## What you should do:
The records below must be retyped exactly.
____________
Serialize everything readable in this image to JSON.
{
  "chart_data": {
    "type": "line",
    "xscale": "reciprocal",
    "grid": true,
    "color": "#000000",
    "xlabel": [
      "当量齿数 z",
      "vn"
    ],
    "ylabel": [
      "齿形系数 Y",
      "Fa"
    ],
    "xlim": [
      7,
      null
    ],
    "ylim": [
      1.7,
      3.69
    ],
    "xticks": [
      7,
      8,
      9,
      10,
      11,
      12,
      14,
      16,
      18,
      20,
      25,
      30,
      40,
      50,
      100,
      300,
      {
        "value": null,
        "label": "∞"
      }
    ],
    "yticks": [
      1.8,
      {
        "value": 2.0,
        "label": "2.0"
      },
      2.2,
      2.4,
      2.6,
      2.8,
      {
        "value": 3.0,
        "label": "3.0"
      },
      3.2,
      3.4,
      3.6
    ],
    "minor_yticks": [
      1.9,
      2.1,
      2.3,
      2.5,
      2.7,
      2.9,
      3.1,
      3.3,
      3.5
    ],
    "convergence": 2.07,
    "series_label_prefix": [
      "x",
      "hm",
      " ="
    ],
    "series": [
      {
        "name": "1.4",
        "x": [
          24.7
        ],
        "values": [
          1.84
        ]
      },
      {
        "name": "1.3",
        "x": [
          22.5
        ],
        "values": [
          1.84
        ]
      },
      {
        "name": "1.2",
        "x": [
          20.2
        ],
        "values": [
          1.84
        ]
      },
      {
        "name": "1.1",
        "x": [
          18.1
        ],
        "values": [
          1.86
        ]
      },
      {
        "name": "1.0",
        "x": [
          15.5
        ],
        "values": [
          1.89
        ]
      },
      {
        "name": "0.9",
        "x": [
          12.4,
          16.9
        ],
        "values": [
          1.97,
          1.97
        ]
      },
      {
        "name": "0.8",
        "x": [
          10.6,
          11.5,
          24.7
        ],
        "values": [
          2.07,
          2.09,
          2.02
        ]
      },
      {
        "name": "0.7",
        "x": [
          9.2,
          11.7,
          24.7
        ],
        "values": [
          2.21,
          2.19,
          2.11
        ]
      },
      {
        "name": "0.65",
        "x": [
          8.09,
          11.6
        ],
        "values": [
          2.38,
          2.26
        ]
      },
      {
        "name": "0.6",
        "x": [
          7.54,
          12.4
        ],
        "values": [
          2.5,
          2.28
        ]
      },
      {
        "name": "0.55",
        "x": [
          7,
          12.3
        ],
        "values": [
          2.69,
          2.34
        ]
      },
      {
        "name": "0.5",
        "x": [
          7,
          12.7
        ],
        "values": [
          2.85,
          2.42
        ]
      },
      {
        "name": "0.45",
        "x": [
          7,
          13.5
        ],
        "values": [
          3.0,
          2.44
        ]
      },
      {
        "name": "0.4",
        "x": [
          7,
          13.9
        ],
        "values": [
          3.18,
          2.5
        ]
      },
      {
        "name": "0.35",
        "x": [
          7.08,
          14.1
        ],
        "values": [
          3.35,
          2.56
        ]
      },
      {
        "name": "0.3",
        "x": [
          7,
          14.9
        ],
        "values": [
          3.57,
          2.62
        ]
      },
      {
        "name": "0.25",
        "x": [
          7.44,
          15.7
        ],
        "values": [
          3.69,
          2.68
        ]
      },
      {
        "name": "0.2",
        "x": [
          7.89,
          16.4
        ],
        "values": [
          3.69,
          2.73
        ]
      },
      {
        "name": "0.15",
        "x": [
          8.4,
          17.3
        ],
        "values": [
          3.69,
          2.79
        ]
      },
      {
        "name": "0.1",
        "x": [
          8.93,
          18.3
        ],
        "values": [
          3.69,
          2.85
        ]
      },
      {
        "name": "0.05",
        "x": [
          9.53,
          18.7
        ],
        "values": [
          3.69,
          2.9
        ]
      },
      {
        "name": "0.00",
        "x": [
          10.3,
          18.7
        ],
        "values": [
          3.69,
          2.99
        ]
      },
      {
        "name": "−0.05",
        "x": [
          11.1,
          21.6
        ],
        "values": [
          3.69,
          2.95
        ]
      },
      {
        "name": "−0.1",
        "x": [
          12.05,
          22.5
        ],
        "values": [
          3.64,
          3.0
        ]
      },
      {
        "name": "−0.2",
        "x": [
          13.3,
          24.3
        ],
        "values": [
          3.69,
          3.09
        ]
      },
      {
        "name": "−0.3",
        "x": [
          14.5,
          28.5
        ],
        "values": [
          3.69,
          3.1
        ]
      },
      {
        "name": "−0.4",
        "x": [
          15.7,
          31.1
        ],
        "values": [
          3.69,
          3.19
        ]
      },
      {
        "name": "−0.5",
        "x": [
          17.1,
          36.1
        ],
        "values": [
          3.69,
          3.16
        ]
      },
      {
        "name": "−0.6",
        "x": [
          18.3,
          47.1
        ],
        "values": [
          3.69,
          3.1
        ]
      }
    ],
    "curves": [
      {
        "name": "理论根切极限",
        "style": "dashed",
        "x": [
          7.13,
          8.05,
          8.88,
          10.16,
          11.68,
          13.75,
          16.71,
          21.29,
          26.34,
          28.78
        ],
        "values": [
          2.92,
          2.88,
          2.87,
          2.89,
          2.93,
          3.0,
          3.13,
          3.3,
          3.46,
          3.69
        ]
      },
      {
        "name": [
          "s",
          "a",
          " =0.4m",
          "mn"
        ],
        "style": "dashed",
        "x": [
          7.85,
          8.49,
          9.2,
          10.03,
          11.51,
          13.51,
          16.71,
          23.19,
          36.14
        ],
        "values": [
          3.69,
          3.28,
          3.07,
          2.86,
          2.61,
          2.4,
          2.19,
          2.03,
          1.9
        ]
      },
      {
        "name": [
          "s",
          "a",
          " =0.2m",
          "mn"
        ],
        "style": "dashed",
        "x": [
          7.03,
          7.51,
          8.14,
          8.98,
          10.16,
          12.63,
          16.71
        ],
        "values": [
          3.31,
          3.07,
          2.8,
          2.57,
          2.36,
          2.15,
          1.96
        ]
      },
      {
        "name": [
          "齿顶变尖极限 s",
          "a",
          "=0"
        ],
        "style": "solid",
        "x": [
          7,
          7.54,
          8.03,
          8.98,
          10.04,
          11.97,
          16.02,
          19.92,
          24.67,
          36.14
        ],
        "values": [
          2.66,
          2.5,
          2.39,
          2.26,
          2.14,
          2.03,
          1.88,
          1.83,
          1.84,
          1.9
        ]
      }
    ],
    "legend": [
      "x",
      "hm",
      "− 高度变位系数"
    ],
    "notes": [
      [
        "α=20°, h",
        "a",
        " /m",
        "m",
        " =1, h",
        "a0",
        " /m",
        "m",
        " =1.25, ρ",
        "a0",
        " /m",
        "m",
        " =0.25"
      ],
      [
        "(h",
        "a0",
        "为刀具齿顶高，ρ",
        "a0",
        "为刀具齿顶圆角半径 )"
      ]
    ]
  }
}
____________
## Exercise response:
Serialize everything readable in this image to JSON.
{
  "chart_data": {
    "type": "line",
    "xscale": "reciprocal",
    "grid": true,
    "color": "#000000",
    "xlabel": [
      "当量齿数 z",
      "vn"
    ],
    "ylabel": [
      "齿形系数 Y",
      "Fa"
    ],
    "xlim": [
      7,
      null
    ],
    "ylim": [
      1.7,
      3.69
    ],
    "xticks": [
      7,
      8,
      9,
      10,
      11,
      12,
      14,
      16,
      18,
      20,
      25,
      30,
      40,
      50,
      100,
      300,
      {
        "value": null,
        "label": "∞"
      }
    ],
    "yticks": [
      1.8,
      {
        "value": 2.0,
        "label": "2.0"
      },
      2.2,
      2.4,
      2.6,
      2.8,
      {
        "value": 3.0,
        "label": "3.0"
      },
      3.2,
      3.4,
      3.6
    ],
    "minor_yticks": [
      1.9,
      2.1,
      2.3,
      2.5,
      2.7,
      2.9,
      3.1,
      3.3,
      3.5
    ],
    "convergence": 2.07,
    "series_label_prefix": [
      "x",
      "hm",
      " ="
    ],
    "series": [
      {
        "name": "1.4",
        "x": [
          24.7
        ],
        "values": [
          1.84
        ]
      },
      {
        "name": "1.3",
        "x": [
          22.5
        ],
        "values": [
          1.84
        ]
      },
      {
        "name": "1.2",
        "x": [
          20.2
        ],
        "values": [
          1.84
        ]
      },
      {
        "name": "1.1",
        "x": [
          18.1
        ],
        "values": [
          1.86
        ]
      },
      {
        "name": "1.0",
        "x": [
          15.5
        ],
        "values": [
          1.89
        ]
      },
      {
        "name": "0.9",
        "x": [
          12.4,
          16.9
        ],
        "values": [
          1.97,
          1.97
        ]
      },
      {
        "name": "0.8",
        "x": [
          10.6,
          11.5,
          24.7
        ],
        "values": [
          2.07,
          2.09,
          2.02
        ]
      },
      {
        "name": "0.7",
        "x": [
          9.2,
          11.7,
          24.7
        ],
        "values": [
          2.21,
          2.19,
          2.11
        ]
      },
      {
        "name": "0.65",
        "x": [
          8.09,
          11.6
        ],
        "values": [
          2.38,
          2.26
        ]
      },
      {
        "name": "0.6",
        "x": [
          7.54,
          12.4
        ],
        "values": [
          2.5,
          2.28
        ]
      },
      {
        "name": "0.55",
        "x": [
          7,
          12.3
        ],
        "values": [
          2.69,
          2.34
        ]
      },
      {
        "name": "0.5",
        "x": [
          7,
          12.7
        ],
        "values": [
          2.85,
          2.42
        ]
      },
      {
        "name": "0.45",
        "x": [
          7,
          13.5
        ],
        "values": [
          3.0,
          2.44
        ]
      },
      {
        "name": "0.4",
        "x": [
          7,
          13.9
        ],
        "values": [
          3.18,
          2.5
        ]
      },
      {
        "name": "0.35",
        "x": [
          7.08,
          14.1
        ],
        "values": [
          3.35,
          2.56
        ]
      },
      {
        "name": "0.3",
        "x": [
          7,
          14.9
        ],
        "values": [
          3.57,
          2.62
        ]
      },
      {
        "name": "0.25",
        "x": [
          7.44,
          15.7
        ],
        "values": [
          3.69,
          2.68
        ]
      },
      {
        "name": "0.2",
        "x": [
          7.89,
          16.4
        ],
        "values": [
          3.69,
          2.73
        ]
      },
      {
        "name": "0.15",
        "x": [
          8.4,
          17.3
        ],
        "values": [
          3.69,
          2.79
        ]
      },
      {
        "name": "0.1",
        "x": [
          8.93,
          18.3
        ],
        "values": [
          3.69,
          2.85
        ]
      },
      {
        "name": "0.05",
        "x": [
          9.53,
          18.7
        ],
        "values": [
          3.69,
          2.9
        ]
      },
      {
        "name": "0.00",
        "x": [
          10.3,
          18.7
        ],
        "values": [
          3.69,
          2.99
        ]
      },
      {
        "name": "−0.05",
        "x": [
          11.1,
          21.6
        ],
        "values": [
          3.69,
          2.95
        ]
      },
      {
        "name": "−0.1",
        "x": [
          12.05,
          22.5
        ],
        "values": [
          3.64,
          3.0
        ]
      },
      {
        "name": "−0.2",
        "x": [
          13.3,
          24.3
        ],
        "values": [
          3.69,
          3.09
        ]
      },
      {
        "name": "−0.3",
        "x": [
          14.5,
          28.5
        ],
        "values": [
          3.69,
          3.1
        ]
      },
      {
        "name": "−0.4",
        "x": [
          15.7,
          31.1
        ],
        "values": [
          3.69,
          3.19
        ]
      },
      {
        "name": "−0.5",
        "x": [
          17.1,
          36.1
        ],
        "values": [
          3.69,
          3.16
        ]
      },
      {
        "name": "−0.6",
        "x": [
          18.3,
          47.1
        ],
        "values": [
          3.69,
          3.1
        ]
      }
    ],
    "curves": [
      {
        "name": "理论根切极限",
        "style": "dashed",
        "x": [
          7.13,
          8.05,
          8.88,
          10.16,
          11.68,
          13.75,
          16.71,
          21.29,
          26.34,
          28.78
        ],
        "values": [
          2.92,
          2.88,
          2.87,
          2.89,
          2.93,
          3.0,
          3.13,
          3.3,
          3.46,
          3.69
        ]
      },
      {
        "name": [
          "s",
          "a",
          " =0.4m",
          "mn"
        ],
        "style": "dashed",
        "x": [
          7.85,
          8.49,
          9.2,
          10.03,
          11.51,
          13.51,
          16.71,
          23.19,
          36.14
        ],
        "values": [
          3.69,
          3.28,
          3.07,
          2.86,
          2.61,
          2.4,
          2.19,
          2.03,
          1.9
        ]
      },
      {
        "name": [
          "s",
          "a",
          " =0.2m",
          "mn"
        ],
        "style": "dashed",
        "x": [
          7.03,
          7.51,
          8.14,
          8.98,
          10.16,
          12.63,
          16.71
        ],
        "values": [
          3.31,
          3.07,
          2.8,
          2.57,
          2.36,
          2.15,
          1.96
        ]
      },
      {
        "name": [
          "齿顶变尖极限 s",
          "a",
          "=0"
        ],
        "style": "solid",
        "x": [
          7,
          7.54,
          8.03,
          8.98,
          10.04,
          11.97,
          16.02,
          19.92,
          24.67,
          36.14
        ],
        "values": [
          2.66,
          2.5,
          2.39,
          2.26,
          2.14,
          2.03,
          1.88,
          1.83,
          1.84,
          1.9
        ]
      }
    ],
    "legend": [
      "x",
      "hm",
      "− 高度变位系数"
    ],
    "notes": [
      [
        "α=20°, h",
        "a",
        " /m",
        "m",
        " =1, h",
        "a0",
        " /m",
        "m",
        " =1.25, ρ",
        "a0",
        " /m",
        "m",
        " =0.25"
      ],
      [
        "(h",
        "a0",
        "为刀具齿顶高，ρ",
        "a0",
        "为刀具齿顶圆角半径 )"
      ]
    ]
  }
}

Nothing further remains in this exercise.